■ Data for processing ■
◇ ◇ ◇ ◇ ◇ ◇ ◇

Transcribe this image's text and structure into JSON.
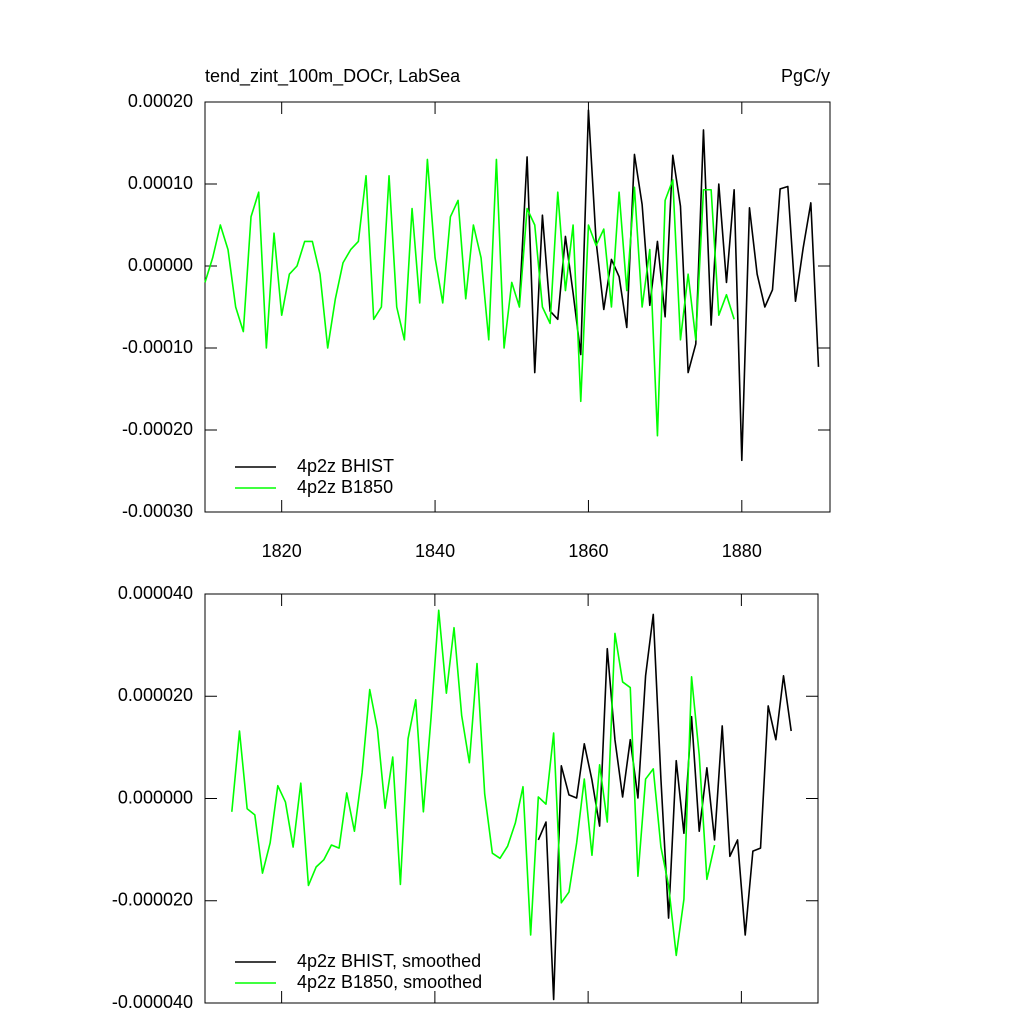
{
  "chart_data": [
    {
      "type": "line",
      "title": "tend_zint_100m_DOCr, LabSea",
      "units": "PgC/y",
      "xlim": [
        1810,
        1891.5
      ],
      "xticks": [
        1820,
        1840,
        1860,
        1880
      ],
      "ylim": [
        -0.0003,
        0.0002
      ],
      "yticks": [
        {
          "value": -0.0003,
          "label": "-0.00030"
        },
        {
          "value": -0.0002,
          "label": "-0.00020"
        },
        {
          "value": -0.0001,
          "label": "-0.00010"
        },
        {
          "value": 0,
          "label": "0.00000"
        },
        {
          "value": 0.0001,
          "label": "0.00010"
        },
        {
          "value": 0.0002,
          "label": "0.00020"
        }
      ],
      "legend": "lower left",
      "series": [
        {
          "name": "4p2z BHIST",
          "color": "#000000",
          "x": [
            1851,
            1852,
            1853,
            1854,
            1855,
            1856,
            1857,
            1858,
            1859,
            1860,
            1861,
            1862,
            1863,
            1864,
            1865,
            1866,
            1867,
            1868,
            1869,
            1870,
            1871,
            1872,
            1873,
            1874,
            1875,
            1876,
            1877,
            1878,
            1879,
            1880,
            1881,
            1882,
            1883,
            1884,
            1885,
            1886,
            1887,
            1888,
            1889,
            1890
          ],
          "values": [
            -4.5e-05,
            0.000133,
            -0.00013,
            6.2e-05,
            -5.5e-05,
            -6.5e-05,
            3.6e-05,
            -3.3e-05,
            -0.000108,
            0.00019,
            3e-05,
            -5.3e-05,
            8e-06,
            -1.3e-05,
            -7.5e-05,
            0.000136,
            7.5e-05,
            -4.8e-05,
            3e-05,
            -6.2e-05,
            0.000135,
            7.3e-05,
            -0.00013,
            -9.5e-05,
            0.000166,
            -7.2e-05,
            0.0001,
            -2e-05,
            9.3e-05,
            -0.000237,
            7.1e-05,
            -1e-05,
            -5e-05,
            -2.9e-05,
            9.4e-05,
            9.7e-05,
            -4.3e-05,
            2.2e-05,
            7.7e-05,
            -0.000123
          ]
        },
        {
          "name": "4p2z B1850",
          "color": "#00ff00",
          "x": [
            1810,
            1811,
            1812,
            1813,
            1814,
            1815,
            1816,
            1817,
            1818,
            1819,
            1820,
            1821,
            1822,
            1823,
            1824,
            1825,
            1826,
            1827,
            1828,
            1829,
            1830,
            1831,
            1832,
            1833,
            1834,
            1835,
            1836,
            1837,
            1838,
            1839,
            1840,
            1841,
            1842,
            1843,
            1844,
            1845,
            1846,
            1847,
            1848,
            1849,
            1850,
            1851,
            1852,
            1853,
            1854,
            1855,
            1856,
            1857,
            1858,
            1859,
            1860,
            1861,
            1862,
            1863,
            1864,
            1865,
            1866,
            1867,
            1868,
            1869,
            1870,
            1871,
            1872,
            1873,
            1874,
            1875,
            1876,
            1877,
            1878,
            1879
          ],
          "values": [
            -2e-05,
            1e-05,
            5e-05,
            2e-05,
            -5e-05,
            -8e-05,
            6e-05,
            9e-05,
            -0.0001,
            4e-05,
            -6e-05,
            -1e-05,
            0,
            3e-05,
            3e-05,
            -1e-05,
            -0.0001,
            -4e-05,
            4e-06,
            2e-05,
            3e-05,
            0.00011,
            -6.5e-05,
            -5e-05,
            0.00011,
            -5e-05,
            -9e-05,
            7e-05,
            -4.5e-05,
            0.00013,
            1e-05,
            -4.5e-05,
            6e-05,
            8e-05,
            -4e-05,
            5e-05,
            1e-05,
            -9e-05,
            0.00013,
            -0.0001,
            -2e-05,
            -5e-05,
            7e-05,
            5e-05,
            -5e-05,
            -7e-05,
            9e-05,
            -3e-05,
            5e-05,
            -0.000165,
            5e-05,
            2.5e-05,
            4.5e-05,
            -5e-05,
            9e-05,
            -3e-05,
            9.6e-05,
            -5e-05,
            2e-05,
            -0.000207,
            8e-05,
            0.000105,
            -9e-05,
            -1e-05,
            -9e-05,
            9.3e-05,
            9.3e-05,
            -6e-05,
            -3.5e-05,
            -6.5e-05
          ]
        }
      ]
    },
    {
      "type": "line",
      "xlim": [
        1810,
        1890
      ],
      "xticks": [
        1820,
        1840,
        1860,
        1880
      ],
      "ylim": [
        -4e-05,
        4e-05
      ],
      "yticks": [
        {
          "value": -4e-05,
          "label": "-0.000040"
        },
        {
          "value": -2e-05,
          "label": "-0.000020"
        },
        {
          "value": 0,
          "label": "0.000000"
        },
        {
          "value": 2e-05,
          "label": "0.000020"
        },
        {
          "value": 4e-05,
          "label": "0.000040"
        }
      ],
      "legend": "lower left",
      "series": [
        {
          "name": "4p2z BHIST, smoothed",
          "color": "#000000",
          "x": [
            1853.5,
            1854.5,
            1855.5,
            1856.5,
            1857.5,
            1858.5,
            1859.5,
            1860.5,
            1861.5,
            1862.5,
            1863.5,
            1864.5,
            1865.5,
            1866.5,
            1867.5,
            1868.5,
            1869.5,
            1870.5,
            1871.5,
            1872.5,
            1873.5,
            1874.5,
            1875.5,
            1876.5,
            1877.5,
            1878.5,
            1879.5,
            1880.5,
            1881.5,
            1882.5,
            1883.5,
            1884.5,
            1885.5,
            1886.5
          ],
          "values": [
            -8.1e-06,
            -4.6e-06,
            -3.93e-05,
            6.4e-06,
            7e-07,
            1e-07,
            1.07e-05,
            3.6e-06,
            -5.4e-06,
            2.93e-05,
            1.15e-05,
            3e-07,
            1.15e-05,
            1e-07,
            2.4e-05,
            3.6e-05,
            3.8e-06,
            -2.34e-05,
            7.4e-06,
            -6.8e-06,
            1.6e-05,
            -6.4e-06,
            6e-06,
            -8.1e-06,
            1.42e-05,
            -1.13e-05,
            -8.1e-06,
            -2.67e-05,
            -1.03e-05,
            -9.7e-06,
            1.81e-05,
            1.15e-05,
            2.4e-05,
            1.32e-05
          ]
        },
        {
          "name": "4p2z B1850, smoothed",
          "color": "#00ff00",
          "x": [
            1813.5,
            1814.5,
            1815.5,
            1816.5,
            1817.5,
            1818.5,
            1819.5,
            1820.5,
            1821.5,
            1822.5,
            1823.5,
            1824.5,
            1825.5,
            1826.5,
            1827.5,
            1828.5,
            1829.5,
            1830.5,
            1831.5,
            1832.5,
            1833.5,
            1834.5,
            1835.5,
            1836.5,
            1837.5,
            1838.5,
            1839.5,
            1840.5,
            1841.5,
            1842.5,
            1843.5,
            1844.5,
            1845.5,
            1846.5,
            1847.5,
            1848.5,
            1849.5,
            1850.5,
            1851.5,
            1852.5,
            1853.5,
            1854.5,
            1855.5,
            1856.5,
            1857.5,
            1858.5,
            1859.5,
            1860.5,
            1861.5,
            1862.5,
            1863.5,
            1864.5,
            1865.5,
            1866.5,
            1867.5,
            1868.5,
            1869.5,
            1870.5,
            1871.5,
            1872.5,
            1873.5,
            1874.5,
            1875.5,
            1876.5
          ],
          "values": [
            -2.6e-06,
            1.32e-05,
            -2e-06,
            -3.2e-06,
            -1.46e-05,
            -8.7e-06,
            2.5e-06,
            -7e-07,
            -9.5e-06,
            3e-06,
            -1.7e-05,
            -1.34e-05,
            -1.2e-05,
            -9.1e-06,
            -9.7e-06,
            1.1e-06,
            -6.4e-06,
            5e-06,
            2.13e-05,
            1.36e-05,
            -1.9e-06,
            8.1e-06,
            -1.68e-05,
            1.17e-05,
            1.93e-05,
            -2.6e-06,
            1.58e-05,
            3.68e-05,
            2.06e-05,
            3.34e-05,
            1.62e-05,
            7e-06,
            2.64e-05,
            9e-07,
            -1.07e-05,
            -1.17e-05,
            -9.3e-06,
            -4.8e-06,
            2.3e-06,
            -2.67e-05,
            3e-07,
            -1.1e-06,
            1.28e-05,
            -2.04e-05,
            -1.83e-05,
            -8.7e-06,
            3.8e-06,
            -1.11e-05,
            6.6e-06,
            -4.6e-06,
            3.23e-05,
            2.28e-05,
            2.17e-05,
            -1.52e-05,
            3.8e-06,
            5.8e-06,
            -9.5e-06,
            -1.7e-05,
            -3.07e-05,
            -1.97e-05,
            2.38e-05,
            8.5e-06,
            -1.58e-05,
            -9.1e-06
          ]
        }
      ]
    }
  ]
}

◇ ◇ ◇ ◇ ◇ ◇ ◇

■ Task details ■
Among the lines of the data, identify those with the word "smoothed". Copy each of them.

■ Full answer ■
          "name": "4p2z BHIST, smoothed",
          "name": "4p2z B1850, smoothed",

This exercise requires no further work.